[Alıştırma görevi A] Kütahya metninde "Bu yeni kalenin" sözleriyle başlayıp "inilir yollar vardır." sözlerine kadar süren bölümü aynen tekrarlayın.

[Verilen metin]
Kütahya
Kütahya hakkında Seyahatname'de yer alan bilgi:
Kalesi, mavi ve kırmızımsı bir yalçın kaya üzerinde beşgen şekilli, sağlam ve dayanıklı süslü bir yapıdır ki gerçekten cevher yüzüktür. Bu kaleyi gördüğümüzde, bazı dostlar adım sorduklarında birden bu şekilde tarih demişimdir:
Evliyâya ism ü resmin sordular tarih içün,
İsmine dedi bu şeydâ kale-i gevher nigin. Sene 1082
Gerçekten de bir tepe üzerinde yüzük taşı gibi durur sağlam bir kaledir. Fırdolayı büyüklüğü aşağı kale ile toplam 3 bin adımdır. Dört tarafı yalçın kaya üzeredir. Etrafında hendeği yoktur. Zira Kahkaha gibi, gayyâ kayaları gibi uçurum kayalardır. İnsan aşağıda olanı fark edemez. Ancak adı geçen aşağı yeni kale eski kalenin kuzey tarafı altında alçak yerdir. Fatih Sultan Mehmed ek olarak yapmıştır. Şehrin alçak yerinde bulunduğundan 100 arşın kadar kesme kaya hendeği vardır.
Bu yeni kalenin yapılma sebebi odur ki bu kaya yerinde bir yalçın kaya altında bir değirmen yürütür bir âbıhayat su kaynayıp çıkar. Kuşatma sırasında düşman o suyu zapt edip kale halkı susuzluktan mustarip olmasınlar için bu tatlı su kaynağını kale içine almak için bu kale yapılmıştır. Hâlâ yine yukarı kaleden bu suya inilir yollar vardır.

[Düzen kayıtları]
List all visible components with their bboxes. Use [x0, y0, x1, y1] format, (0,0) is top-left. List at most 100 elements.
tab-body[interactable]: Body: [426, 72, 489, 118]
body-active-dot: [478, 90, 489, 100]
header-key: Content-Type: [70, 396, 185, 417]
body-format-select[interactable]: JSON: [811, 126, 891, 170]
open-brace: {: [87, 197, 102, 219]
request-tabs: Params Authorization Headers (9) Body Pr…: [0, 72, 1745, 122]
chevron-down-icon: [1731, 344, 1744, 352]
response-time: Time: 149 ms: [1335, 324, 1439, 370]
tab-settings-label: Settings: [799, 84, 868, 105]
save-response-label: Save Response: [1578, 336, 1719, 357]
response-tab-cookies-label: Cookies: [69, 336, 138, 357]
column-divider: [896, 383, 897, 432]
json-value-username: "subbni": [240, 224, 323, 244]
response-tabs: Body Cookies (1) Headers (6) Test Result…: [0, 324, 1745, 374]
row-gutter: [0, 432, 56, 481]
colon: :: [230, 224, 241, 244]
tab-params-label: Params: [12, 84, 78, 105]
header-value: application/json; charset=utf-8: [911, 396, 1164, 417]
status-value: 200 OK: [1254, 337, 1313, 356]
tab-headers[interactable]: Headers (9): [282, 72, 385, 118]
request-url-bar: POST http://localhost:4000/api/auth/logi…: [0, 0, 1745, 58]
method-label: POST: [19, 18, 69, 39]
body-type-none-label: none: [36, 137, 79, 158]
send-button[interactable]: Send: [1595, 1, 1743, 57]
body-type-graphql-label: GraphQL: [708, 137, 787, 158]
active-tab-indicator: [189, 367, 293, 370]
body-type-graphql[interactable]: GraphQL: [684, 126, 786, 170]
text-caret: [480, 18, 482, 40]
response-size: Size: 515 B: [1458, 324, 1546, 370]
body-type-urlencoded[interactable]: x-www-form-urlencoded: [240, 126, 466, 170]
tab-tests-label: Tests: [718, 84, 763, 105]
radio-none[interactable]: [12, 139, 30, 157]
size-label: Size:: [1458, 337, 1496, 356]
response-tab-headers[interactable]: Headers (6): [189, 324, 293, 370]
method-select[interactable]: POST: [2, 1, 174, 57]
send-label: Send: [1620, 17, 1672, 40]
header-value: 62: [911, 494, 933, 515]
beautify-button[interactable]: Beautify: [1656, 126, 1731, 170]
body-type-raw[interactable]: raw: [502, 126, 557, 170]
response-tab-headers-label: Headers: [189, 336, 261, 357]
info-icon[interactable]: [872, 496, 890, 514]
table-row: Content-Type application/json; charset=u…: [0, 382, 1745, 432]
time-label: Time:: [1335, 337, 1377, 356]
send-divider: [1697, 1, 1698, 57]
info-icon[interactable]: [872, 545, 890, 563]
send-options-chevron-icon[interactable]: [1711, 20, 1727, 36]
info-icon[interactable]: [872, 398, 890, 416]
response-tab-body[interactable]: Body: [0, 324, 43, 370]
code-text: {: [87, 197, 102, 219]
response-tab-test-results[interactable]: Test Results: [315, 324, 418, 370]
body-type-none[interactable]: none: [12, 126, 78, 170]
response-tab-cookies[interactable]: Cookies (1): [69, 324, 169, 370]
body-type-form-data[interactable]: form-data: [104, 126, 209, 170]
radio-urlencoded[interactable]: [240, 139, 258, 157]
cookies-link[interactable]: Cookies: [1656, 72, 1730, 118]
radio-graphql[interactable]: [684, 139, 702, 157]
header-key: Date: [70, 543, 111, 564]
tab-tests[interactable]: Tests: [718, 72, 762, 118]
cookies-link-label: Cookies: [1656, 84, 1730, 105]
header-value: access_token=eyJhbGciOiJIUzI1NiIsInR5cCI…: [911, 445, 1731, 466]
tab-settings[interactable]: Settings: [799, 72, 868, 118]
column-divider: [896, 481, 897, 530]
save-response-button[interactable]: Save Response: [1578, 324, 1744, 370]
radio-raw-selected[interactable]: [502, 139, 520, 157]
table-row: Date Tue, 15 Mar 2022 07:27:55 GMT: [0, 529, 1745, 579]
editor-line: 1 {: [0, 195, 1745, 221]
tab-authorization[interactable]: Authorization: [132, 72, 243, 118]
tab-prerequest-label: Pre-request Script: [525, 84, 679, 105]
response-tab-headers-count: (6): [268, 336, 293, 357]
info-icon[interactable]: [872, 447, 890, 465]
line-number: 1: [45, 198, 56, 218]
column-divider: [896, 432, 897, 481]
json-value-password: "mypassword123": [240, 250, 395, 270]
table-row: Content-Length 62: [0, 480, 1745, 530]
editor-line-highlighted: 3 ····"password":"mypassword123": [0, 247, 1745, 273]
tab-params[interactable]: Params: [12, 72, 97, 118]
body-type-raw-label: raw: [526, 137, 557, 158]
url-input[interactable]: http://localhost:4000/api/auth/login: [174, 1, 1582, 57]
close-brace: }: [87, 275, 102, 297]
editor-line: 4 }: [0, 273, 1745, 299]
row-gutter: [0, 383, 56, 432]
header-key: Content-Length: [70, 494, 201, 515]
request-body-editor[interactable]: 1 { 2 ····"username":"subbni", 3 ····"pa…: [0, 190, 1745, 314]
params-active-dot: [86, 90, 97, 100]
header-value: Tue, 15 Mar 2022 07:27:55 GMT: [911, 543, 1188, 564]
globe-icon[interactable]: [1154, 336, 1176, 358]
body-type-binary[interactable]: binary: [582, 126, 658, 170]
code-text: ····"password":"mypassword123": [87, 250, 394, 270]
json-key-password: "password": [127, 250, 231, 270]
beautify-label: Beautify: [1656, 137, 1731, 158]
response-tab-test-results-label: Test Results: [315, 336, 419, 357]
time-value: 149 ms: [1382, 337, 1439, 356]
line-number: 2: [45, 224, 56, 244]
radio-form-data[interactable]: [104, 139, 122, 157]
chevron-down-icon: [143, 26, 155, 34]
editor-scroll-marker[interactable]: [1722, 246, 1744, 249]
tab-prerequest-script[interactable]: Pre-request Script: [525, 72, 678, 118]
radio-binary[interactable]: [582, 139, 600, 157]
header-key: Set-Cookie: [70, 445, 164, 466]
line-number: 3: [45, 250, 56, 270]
* * *
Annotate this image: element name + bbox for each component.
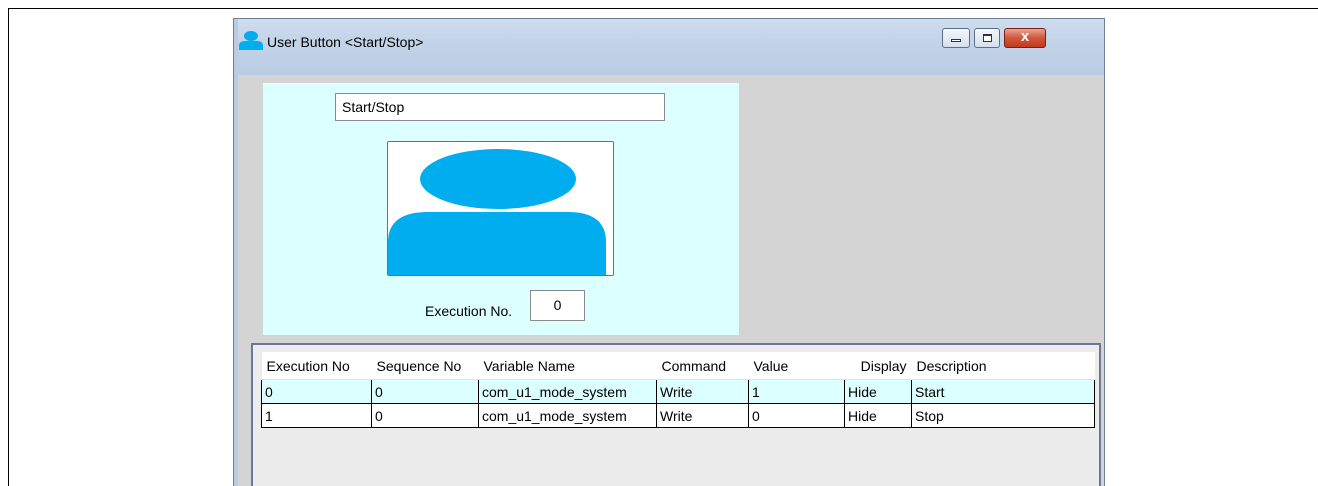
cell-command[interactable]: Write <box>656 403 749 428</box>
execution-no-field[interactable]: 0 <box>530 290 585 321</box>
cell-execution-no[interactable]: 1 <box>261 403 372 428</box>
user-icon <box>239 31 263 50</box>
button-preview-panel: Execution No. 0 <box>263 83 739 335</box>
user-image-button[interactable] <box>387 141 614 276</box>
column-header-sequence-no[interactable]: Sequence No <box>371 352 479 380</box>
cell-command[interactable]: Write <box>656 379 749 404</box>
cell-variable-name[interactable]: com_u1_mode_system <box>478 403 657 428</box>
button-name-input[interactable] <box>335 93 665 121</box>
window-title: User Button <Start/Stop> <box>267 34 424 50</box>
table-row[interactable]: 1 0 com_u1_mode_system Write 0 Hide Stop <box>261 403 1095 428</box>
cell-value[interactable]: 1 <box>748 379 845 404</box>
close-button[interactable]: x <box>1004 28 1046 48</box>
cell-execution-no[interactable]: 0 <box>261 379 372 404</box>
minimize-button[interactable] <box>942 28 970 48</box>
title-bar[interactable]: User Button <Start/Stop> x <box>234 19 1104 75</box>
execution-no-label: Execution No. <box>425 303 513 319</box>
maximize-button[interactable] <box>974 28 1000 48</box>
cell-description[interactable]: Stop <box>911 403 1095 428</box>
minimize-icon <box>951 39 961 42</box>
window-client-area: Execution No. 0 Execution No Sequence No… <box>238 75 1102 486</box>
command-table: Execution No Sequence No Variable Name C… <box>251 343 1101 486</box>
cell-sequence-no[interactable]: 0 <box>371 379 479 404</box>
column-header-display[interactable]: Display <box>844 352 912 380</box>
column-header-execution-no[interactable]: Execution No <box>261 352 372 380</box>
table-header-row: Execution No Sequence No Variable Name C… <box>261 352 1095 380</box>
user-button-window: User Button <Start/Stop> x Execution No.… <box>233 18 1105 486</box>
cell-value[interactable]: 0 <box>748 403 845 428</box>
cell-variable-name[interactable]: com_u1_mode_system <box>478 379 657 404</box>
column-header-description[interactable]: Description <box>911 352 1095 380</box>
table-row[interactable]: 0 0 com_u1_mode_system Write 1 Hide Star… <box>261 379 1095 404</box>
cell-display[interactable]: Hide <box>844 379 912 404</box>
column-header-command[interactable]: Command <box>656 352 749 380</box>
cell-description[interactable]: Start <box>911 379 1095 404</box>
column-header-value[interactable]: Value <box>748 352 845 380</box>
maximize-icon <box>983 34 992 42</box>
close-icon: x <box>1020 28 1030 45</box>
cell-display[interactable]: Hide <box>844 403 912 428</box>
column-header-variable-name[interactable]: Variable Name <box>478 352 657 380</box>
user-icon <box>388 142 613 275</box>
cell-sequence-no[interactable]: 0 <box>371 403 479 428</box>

[Alıştırma görevi B] Kayıtlarda "List all visible" ifadesini içeren satırdan başlayıp "header-key: Content-Type: [70, 396, 185, 417]" ifadesini içeren satıra kadar giden satırları, iki uç da dahil, numaralı liste olarak ifade edin. Boş satırları listeye almayın.

[Yazılı yanıt A]
Bu yeni kalenin yapılma sebebi odur ki bu kaya yerinde bir yalçın kaya altında bir değirmen yürütür bir âbıhayat su kaynayıp çıkar. Kuşatma sırasında düşman o suyu zapt edip kale halkı susuzluktan mustarip olmasınlar için bu tatlı su kaynağını kale içine almak için bu kale yapılmıştır. Hâlâ yine yukarı kaleden bu suya inilir yollar vardır.

[Yazılı yanıt B]
1. List all visible components with their bboxes. Use [x0, y0, x1, y1] format, (0,0) is top-left. List at most 100 elements.
2. tab-body[interactable]: Body: [426, 72, 489, 118]
3. body-active-dot: [478, 90, 489, 100]
4. header-key: Content-Type: [70, 396, 185, 417]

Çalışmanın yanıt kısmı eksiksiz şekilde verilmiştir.